* _Data to use_:

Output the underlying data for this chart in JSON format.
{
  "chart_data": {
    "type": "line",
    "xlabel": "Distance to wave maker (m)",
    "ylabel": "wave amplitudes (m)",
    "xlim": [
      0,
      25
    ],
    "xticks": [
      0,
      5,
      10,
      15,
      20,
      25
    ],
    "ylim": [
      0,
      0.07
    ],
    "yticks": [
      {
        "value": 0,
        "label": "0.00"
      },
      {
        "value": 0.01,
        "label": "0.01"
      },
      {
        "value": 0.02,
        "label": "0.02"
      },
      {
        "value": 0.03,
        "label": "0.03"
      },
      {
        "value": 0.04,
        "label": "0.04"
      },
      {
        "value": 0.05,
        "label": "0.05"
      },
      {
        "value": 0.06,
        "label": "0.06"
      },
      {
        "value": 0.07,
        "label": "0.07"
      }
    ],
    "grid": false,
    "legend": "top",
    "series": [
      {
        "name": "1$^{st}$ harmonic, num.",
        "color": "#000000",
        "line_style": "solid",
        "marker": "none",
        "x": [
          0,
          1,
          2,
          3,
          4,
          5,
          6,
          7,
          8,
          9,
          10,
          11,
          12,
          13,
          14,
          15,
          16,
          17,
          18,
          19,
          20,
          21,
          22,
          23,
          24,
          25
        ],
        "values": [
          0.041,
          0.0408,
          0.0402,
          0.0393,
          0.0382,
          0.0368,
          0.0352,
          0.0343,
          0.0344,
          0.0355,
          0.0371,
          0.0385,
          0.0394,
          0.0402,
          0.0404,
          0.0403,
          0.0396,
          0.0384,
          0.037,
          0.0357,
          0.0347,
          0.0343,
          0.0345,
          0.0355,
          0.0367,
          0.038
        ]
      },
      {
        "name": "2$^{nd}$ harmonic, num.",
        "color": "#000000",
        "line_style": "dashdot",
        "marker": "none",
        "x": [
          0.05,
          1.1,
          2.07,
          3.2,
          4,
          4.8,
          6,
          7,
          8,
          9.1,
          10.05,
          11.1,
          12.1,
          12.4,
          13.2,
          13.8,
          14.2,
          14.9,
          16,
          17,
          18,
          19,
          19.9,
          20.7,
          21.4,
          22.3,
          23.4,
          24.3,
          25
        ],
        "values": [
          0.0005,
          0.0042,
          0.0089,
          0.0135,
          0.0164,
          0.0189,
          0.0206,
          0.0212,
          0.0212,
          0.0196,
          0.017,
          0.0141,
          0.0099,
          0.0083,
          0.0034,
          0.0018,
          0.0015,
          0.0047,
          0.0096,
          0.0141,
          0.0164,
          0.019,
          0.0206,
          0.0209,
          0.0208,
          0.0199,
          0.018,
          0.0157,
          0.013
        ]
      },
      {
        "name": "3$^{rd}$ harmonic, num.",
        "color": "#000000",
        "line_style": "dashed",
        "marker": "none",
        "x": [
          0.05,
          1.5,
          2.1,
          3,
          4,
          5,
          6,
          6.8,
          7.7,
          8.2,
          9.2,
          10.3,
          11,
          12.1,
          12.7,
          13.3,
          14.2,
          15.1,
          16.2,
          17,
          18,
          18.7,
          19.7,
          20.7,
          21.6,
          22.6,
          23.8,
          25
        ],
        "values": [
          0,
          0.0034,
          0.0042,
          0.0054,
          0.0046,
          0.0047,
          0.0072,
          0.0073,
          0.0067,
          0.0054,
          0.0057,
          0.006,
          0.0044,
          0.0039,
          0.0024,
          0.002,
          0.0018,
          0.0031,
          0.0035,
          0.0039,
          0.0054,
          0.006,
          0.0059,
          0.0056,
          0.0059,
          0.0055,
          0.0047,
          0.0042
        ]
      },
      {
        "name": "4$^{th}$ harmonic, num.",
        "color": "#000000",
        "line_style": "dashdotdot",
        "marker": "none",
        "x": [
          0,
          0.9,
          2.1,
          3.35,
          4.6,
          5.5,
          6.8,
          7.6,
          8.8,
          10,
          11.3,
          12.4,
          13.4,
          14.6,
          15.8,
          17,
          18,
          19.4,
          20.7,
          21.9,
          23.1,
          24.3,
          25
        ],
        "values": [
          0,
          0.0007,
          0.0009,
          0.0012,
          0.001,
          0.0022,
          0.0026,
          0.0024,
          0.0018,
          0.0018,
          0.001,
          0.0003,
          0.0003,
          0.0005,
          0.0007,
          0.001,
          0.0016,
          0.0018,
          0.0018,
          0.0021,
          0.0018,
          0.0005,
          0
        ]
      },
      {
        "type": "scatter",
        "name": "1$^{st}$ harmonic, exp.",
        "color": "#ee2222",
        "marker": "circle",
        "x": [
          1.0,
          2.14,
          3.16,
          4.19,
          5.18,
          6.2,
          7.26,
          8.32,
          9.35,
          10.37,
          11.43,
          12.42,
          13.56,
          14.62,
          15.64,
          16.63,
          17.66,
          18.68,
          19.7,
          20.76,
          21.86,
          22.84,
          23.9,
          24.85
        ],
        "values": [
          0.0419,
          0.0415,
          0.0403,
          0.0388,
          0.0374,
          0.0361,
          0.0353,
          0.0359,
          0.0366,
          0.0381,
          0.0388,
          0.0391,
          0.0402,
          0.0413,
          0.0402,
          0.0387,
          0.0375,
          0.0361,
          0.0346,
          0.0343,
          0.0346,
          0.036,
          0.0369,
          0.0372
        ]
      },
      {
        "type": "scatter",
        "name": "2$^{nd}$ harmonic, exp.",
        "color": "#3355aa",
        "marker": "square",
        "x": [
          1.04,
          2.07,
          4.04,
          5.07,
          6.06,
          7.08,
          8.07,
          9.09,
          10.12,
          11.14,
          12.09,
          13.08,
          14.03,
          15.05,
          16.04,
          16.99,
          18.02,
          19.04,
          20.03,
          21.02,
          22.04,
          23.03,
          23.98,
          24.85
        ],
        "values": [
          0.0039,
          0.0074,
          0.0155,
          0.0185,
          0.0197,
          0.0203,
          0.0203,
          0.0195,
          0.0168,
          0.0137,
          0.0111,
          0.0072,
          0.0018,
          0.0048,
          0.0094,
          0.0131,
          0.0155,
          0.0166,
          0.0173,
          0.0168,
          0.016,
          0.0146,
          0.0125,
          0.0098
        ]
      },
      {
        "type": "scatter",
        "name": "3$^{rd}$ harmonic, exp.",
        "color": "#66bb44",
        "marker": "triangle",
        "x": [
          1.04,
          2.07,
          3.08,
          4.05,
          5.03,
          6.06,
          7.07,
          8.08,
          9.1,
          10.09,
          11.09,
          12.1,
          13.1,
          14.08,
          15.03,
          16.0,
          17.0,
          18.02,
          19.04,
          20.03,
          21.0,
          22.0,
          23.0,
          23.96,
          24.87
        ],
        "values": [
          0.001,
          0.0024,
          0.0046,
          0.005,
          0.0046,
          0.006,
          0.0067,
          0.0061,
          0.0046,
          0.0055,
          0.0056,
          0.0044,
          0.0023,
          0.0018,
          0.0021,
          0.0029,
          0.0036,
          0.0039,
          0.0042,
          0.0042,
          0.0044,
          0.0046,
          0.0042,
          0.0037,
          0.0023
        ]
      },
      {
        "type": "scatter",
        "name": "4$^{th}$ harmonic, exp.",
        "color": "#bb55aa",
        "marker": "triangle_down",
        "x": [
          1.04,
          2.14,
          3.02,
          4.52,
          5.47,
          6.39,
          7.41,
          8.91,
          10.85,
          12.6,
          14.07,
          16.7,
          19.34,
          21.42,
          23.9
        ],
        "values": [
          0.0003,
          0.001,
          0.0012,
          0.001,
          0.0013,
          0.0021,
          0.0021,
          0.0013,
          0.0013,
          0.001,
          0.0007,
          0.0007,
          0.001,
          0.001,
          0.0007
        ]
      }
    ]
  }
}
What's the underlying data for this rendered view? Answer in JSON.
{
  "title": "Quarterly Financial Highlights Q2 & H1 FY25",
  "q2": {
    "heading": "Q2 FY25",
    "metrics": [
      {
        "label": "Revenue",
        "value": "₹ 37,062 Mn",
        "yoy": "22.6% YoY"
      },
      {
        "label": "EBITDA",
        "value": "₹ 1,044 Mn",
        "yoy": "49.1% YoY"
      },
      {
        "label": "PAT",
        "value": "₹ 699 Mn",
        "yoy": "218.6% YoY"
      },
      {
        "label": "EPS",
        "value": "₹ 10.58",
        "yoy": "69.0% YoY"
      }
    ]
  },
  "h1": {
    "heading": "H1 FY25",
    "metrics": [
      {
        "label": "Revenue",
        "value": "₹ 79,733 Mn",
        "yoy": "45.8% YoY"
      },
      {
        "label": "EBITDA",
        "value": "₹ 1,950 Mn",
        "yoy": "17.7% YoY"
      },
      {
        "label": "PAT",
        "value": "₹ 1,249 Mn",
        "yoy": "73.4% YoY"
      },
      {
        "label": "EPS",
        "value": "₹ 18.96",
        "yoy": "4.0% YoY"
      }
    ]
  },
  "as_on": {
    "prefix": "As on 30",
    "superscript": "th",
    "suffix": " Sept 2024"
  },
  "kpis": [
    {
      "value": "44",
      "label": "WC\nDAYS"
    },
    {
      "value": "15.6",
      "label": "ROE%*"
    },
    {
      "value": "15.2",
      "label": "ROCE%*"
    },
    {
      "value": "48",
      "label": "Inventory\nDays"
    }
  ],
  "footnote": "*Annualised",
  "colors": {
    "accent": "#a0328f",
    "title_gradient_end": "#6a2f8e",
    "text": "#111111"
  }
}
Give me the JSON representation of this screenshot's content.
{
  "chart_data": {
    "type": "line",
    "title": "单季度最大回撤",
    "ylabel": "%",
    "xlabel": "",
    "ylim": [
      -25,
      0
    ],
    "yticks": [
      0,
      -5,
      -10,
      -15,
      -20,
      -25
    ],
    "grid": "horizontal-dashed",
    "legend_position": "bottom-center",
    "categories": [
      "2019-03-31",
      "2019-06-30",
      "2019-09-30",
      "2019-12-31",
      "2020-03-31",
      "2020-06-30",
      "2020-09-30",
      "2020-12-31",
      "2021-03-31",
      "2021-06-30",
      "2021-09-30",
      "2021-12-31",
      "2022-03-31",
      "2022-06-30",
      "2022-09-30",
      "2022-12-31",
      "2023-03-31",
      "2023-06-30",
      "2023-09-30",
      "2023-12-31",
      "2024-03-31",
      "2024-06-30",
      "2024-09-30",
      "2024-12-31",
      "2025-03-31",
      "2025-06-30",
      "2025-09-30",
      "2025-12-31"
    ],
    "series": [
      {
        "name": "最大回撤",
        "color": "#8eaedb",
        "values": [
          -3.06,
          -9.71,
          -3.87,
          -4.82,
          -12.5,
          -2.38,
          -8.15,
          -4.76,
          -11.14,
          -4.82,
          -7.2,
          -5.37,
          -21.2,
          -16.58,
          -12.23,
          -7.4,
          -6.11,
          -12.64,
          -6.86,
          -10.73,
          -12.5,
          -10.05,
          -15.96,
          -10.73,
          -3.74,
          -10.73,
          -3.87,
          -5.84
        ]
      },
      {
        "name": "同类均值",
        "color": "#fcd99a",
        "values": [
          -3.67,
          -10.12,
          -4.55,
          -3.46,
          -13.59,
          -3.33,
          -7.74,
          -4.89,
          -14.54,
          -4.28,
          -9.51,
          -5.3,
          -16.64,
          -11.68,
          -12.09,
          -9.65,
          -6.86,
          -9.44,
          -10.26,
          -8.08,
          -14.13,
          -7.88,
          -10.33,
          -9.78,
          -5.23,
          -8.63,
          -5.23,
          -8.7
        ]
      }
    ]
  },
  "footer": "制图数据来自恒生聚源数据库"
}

* _Problem requirements_: Show the lines of the records that include the string "this".

* _Task solution_:
Output the underlying data for this chart in JSON format.
What's the underlying data for this rendered view? Answer in JSON.
Give me the JSON representation of this screenshot's content.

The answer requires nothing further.